(Data records)

——————

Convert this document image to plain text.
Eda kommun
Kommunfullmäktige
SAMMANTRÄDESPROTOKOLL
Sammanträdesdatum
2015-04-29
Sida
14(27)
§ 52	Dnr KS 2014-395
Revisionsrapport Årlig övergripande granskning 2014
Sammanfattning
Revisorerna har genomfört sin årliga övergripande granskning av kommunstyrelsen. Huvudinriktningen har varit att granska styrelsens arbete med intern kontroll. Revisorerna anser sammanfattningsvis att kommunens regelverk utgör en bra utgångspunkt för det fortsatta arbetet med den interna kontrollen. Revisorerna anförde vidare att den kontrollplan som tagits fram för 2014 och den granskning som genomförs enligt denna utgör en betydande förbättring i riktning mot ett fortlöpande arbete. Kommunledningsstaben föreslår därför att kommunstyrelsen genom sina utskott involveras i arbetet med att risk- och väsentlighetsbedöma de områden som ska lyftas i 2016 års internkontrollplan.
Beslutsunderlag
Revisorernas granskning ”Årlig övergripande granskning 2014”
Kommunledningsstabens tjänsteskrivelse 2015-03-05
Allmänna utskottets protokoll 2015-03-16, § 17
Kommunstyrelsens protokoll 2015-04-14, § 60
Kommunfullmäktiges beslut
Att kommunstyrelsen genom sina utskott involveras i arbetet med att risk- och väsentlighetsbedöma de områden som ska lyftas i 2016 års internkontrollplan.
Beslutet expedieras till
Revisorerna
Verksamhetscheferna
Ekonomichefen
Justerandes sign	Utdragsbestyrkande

——————

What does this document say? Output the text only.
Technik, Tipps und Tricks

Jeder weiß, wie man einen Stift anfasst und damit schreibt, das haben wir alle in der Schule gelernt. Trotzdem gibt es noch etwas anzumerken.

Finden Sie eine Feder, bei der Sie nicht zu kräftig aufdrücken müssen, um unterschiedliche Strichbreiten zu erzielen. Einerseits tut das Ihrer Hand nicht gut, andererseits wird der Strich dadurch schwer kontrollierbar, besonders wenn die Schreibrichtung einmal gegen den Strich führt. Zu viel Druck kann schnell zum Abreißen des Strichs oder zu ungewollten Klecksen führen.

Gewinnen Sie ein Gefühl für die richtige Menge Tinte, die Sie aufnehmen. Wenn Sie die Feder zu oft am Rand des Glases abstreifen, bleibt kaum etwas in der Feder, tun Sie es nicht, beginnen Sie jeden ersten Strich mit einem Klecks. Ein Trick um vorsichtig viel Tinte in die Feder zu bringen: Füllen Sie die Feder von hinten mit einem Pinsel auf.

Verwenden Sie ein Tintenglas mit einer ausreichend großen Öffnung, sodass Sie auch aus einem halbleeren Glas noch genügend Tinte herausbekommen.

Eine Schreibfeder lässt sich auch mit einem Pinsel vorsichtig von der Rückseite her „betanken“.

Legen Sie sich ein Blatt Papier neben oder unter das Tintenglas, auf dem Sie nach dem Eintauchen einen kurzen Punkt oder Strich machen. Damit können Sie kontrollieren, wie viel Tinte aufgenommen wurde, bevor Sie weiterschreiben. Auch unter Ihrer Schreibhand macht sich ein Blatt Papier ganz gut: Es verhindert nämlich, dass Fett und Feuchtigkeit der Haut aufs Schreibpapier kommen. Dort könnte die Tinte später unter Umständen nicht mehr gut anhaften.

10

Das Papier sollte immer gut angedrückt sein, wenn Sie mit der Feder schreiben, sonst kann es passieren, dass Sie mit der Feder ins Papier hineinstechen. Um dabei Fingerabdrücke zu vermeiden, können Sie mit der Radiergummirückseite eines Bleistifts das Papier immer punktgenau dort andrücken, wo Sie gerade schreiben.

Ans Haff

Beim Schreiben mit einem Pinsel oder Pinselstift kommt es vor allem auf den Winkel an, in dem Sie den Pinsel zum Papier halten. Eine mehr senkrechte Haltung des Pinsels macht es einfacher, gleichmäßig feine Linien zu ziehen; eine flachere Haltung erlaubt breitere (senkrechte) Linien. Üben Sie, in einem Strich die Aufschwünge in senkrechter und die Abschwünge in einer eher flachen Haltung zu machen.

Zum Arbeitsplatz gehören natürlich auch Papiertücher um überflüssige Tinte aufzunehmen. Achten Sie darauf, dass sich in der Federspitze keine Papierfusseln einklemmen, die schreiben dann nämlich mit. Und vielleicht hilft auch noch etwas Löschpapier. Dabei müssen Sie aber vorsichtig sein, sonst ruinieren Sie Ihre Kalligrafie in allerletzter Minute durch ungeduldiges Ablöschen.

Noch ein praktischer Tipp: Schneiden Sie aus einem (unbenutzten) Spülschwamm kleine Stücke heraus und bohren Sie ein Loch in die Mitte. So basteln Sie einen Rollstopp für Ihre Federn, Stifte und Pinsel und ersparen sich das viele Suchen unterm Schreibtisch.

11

——————

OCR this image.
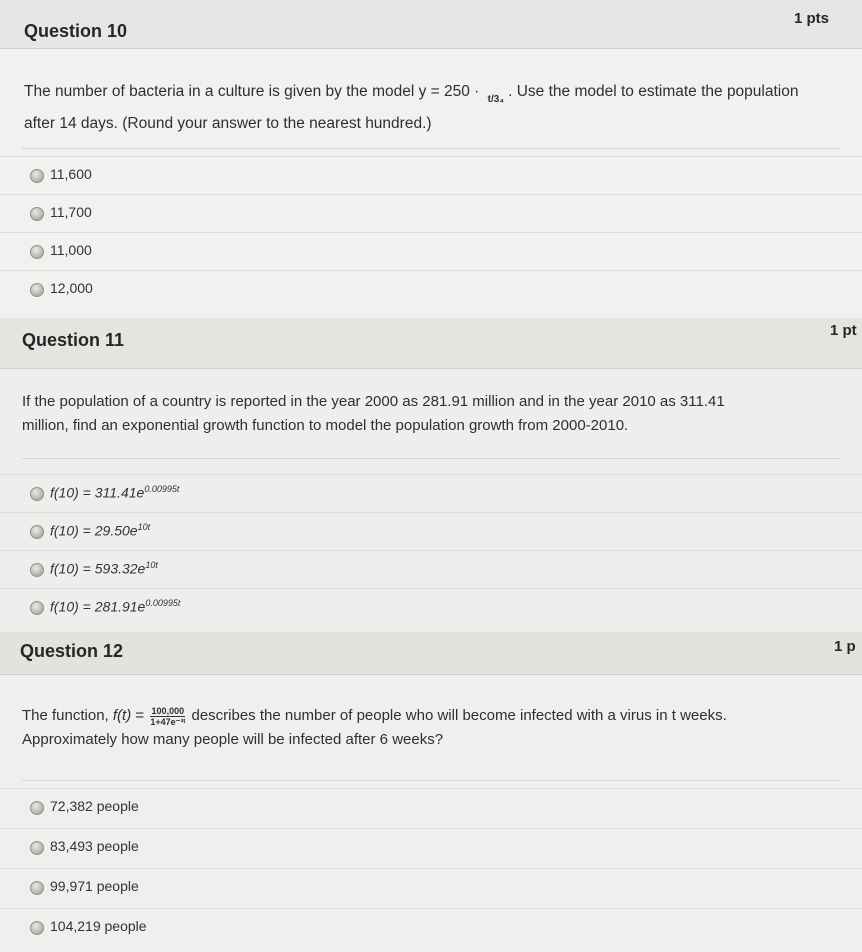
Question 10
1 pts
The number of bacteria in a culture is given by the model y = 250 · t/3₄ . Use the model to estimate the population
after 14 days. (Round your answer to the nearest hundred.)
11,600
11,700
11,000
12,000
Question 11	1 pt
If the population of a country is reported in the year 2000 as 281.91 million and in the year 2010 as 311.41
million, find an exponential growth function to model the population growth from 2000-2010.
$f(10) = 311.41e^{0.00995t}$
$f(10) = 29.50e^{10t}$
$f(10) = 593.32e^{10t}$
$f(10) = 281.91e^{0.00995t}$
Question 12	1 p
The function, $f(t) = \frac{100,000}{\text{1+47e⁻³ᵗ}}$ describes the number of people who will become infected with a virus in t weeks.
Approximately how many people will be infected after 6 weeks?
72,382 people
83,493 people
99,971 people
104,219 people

——————

INSTRUCTIONS TO FOLLOW
Check each line of the data for "sonst". Copy the lines where it turns up.

OUTPUT
Das Papier sollte immer gut angedrückt sein, wenn Sie mit der Feder schreiben, sonst kann es passieren, dass Sie mit der Feder ins Papier hineinstechen. Um dabei Fingerabdrücke zu vermeiden, können Sie mit der Radiergummirückseite eines Bleistifts das Papier immer punktgenau dort andrücken, wo Sie gerade schreiben.
Zum Arbeitsplatz gehören natürlich auch Papiertücher um überflüssige Tinte aufzunehmen. Achten Sie darauf, dass sich in der Federspitze keine Papierfusseln einklemmen, die schreiben dann nämlich mit. Und vielleicht hilft auch noch etwas Löschpapier. Dabei müssen Sie aber vorsichtig sein, sonst ruinieren Sie Ihre Kalligrafie in allerletzter Minute durch ungeduldiges Ablöschen.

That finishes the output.